↓↓↓
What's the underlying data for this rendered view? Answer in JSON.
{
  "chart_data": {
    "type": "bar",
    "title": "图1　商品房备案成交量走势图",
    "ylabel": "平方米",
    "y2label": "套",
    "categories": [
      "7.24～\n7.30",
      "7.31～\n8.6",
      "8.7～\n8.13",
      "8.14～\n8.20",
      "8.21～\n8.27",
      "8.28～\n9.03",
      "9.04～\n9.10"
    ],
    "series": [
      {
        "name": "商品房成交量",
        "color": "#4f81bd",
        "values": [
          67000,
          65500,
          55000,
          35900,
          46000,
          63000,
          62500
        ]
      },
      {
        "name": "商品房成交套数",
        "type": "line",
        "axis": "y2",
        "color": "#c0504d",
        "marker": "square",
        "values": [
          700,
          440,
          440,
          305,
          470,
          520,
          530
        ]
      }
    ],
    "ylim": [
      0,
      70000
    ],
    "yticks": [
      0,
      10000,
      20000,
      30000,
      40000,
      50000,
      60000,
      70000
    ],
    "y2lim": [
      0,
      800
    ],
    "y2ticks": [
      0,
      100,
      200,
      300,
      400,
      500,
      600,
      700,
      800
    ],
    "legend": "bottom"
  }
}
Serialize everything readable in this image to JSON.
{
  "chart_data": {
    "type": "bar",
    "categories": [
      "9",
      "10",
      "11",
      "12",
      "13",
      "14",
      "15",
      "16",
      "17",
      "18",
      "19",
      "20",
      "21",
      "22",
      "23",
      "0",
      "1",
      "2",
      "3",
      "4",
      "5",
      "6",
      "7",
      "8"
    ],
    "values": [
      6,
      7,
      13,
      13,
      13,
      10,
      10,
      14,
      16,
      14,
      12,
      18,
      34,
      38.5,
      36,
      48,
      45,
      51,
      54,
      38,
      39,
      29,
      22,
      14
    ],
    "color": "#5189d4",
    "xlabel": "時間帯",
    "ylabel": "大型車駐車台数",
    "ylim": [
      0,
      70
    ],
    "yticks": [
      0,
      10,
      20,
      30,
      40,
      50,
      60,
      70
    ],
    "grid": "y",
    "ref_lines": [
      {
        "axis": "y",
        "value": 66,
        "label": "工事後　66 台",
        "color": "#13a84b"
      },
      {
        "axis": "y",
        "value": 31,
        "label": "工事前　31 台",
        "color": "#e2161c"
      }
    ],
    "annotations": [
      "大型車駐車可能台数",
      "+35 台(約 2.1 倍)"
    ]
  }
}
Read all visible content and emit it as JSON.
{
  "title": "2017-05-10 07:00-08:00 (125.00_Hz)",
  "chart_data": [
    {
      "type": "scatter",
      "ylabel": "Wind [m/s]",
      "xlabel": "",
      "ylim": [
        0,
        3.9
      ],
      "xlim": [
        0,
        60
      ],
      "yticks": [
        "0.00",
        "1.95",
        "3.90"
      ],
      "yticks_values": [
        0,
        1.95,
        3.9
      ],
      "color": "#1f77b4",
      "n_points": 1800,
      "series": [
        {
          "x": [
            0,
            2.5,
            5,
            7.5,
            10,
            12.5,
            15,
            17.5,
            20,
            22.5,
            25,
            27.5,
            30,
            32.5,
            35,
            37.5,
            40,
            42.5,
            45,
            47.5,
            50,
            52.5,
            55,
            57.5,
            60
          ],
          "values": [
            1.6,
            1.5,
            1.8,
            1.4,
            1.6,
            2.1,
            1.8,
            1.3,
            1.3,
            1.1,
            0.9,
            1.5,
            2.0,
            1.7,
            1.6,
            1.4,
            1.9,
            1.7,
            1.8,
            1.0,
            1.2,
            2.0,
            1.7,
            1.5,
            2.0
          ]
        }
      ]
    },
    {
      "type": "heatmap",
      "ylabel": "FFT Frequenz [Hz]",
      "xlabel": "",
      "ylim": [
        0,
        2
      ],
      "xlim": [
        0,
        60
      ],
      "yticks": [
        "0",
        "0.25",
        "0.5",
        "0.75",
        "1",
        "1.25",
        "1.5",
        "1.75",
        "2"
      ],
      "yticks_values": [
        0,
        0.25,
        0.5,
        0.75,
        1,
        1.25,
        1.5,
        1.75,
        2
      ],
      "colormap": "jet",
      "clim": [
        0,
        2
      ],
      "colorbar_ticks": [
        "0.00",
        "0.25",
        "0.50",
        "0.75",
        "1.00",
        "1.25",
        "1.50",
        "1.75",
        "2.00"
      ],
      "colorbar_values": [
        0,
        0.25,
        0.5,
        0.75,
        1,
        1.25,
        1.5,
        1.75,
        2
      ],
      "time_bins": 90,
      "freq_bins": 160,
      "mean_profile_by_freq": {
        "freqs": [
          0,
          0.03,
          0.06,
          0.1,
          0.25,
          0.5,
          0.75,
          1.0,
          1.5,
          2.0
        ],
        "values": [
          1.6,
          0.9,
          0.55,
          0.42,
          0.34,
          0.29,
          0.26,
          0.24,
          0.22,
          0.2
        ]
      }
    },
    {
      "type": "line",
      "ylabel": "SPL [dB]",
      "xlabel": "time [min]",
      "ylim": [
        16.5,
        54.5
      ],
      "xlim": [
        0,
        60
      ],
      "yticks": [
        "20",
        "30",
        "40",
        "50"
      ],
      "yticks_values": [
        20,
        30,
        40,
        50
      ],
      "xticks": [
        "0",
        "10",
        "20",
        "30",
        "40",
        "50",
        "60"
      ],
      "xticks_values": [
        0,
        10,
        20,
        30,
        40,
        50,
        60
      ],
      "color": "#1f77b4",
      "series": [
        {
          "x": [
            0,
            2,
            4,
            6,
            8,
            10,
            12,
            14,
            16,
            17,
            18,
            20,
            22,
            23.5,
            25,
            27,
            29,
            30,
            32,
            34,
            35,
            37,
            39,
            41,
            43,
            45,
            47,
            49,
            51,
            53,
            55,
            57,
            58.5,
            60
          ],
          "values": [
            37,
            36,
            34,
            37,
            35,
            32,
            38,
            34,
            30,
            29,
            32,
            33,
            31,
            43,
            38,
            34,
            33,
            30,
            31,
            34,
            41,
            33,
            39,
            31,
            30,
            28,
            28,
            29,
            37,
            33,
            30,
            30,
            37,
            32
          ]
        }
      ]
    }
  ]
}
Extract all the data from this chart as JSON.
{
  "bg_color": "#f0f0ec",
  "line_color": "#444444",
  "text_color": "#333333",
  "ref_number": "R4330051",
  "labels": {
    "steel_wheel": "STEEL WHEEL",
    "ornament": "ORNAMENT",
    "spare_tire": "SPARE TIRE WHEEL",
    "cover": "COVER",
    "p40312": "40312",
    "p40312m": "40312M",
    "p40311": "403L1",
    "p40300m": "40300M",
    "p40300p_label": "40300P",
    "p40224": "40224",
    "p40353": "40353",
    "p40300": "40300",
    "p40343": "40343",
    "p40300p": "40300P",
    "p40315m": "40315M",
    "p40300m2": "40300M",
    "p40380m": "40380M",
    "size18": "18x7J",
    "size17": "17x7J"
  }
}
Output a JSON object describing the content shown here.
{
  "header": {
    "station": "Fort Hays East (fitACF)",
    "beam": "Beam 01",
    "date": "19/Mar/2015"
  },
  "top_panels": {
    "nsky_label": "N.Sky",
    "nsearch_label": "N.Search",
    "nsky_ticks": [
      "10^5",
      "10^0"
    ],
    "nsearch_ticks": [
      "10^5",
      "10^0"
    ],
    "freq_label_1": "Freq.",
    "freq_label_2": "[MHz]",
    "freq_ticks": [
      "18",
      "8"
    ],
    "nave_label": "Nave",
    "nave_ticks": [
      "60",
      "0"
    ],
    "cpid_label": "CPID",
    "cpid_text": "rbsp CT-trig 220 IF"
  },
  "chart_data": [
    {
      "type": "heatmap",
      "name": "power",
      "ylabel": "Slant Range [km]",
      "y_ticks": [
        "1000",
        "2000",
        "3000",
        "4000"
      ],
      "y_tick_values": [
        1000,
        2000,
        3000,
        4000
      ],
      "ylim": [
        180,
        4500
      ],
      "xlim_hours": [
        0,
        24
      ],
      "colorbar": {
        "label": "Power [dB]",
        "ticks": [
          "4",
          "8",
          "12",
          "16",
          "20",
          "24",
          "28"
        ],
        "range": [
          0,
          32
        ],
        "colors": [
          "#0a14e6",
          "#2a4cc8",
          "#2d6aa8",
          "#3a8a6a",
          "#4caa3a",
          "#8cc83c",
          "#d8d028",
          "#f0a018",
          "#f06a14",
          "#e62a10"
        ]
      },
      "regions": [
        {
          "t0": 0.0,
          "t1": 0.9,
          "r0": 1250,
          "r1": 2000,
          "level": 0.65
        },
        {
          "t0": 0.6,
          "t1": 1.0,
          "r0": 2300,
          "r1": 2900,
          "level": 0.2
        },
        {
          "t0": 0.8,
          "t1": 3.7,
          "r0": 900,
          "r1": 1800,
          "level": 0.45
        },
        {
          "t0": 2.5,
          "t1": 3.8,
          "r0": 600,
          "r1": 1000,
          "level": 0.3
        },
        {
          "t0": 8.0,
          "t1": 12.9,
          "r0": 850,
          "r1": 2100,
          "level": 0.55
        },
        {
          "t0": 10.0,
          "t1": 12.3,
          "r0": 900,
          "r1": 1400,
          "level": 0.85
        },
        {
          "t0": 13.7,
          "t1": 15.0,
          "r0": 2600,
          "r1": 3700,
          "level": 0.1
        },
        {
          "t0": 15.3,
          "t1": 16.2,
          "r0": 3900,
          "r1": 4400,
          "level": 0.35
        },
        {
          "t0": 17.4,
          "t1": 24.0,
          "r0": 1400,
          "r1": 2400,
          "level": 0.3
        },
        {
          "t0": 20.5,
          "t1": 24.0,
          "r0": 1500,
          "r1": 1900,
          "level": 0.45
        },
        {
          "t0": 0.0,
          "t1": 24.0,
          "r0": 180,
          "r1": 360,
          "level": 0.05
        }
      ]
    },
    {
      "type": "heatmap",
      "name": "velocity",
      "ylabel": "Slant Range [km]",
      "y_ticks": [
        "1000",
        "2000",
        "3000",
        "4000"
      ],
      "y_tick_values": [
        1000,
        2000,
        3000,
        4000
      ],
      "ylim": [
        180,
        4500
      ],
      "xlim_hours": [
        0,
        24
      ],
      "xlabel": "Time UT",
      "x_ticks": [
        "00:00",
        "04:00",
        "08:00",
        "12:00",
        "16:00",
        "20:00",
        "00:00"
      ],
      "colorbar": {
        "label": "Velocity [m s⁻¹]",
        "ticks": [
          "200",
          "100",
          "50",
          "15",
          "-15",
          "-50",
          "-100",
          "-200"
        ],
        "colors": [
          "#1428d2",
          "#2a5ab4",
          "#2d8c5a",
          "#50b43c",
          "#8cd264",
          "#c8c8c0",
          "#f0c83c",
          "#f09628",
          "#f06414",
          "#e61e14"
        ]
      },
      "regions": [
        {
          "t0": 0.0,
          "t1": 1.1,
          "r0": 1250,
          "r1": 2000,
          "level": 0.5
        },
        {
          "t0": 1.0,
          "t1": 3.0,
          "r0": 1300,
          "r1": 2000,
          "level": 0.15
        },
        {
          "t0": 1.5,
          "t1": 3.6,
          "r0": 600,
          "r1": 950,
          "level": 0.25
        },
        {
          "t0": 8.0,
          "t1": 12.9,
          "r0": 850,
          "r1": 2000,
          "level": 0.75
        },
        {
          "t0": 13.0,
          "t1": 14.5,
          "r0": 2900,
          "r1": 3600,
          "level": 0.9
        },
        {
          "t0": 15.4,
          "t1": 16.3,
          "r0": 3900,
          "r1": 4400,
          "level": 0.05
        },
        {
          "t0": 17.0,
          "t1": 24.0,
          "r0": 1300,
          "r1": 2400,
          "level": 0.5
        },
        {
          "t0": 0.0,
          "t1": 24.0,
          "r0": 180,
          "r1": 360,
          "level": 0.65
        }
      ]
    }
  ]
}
↑↑↑
▶ **Task description**:
Show all lines in the entries above where the string "WHEEL" appears.

▶ **Answer to this problem**:
    "steel_wheel": "STEEL WHEEL",
    "spare_tire": "SPARE TIRE WHEEL",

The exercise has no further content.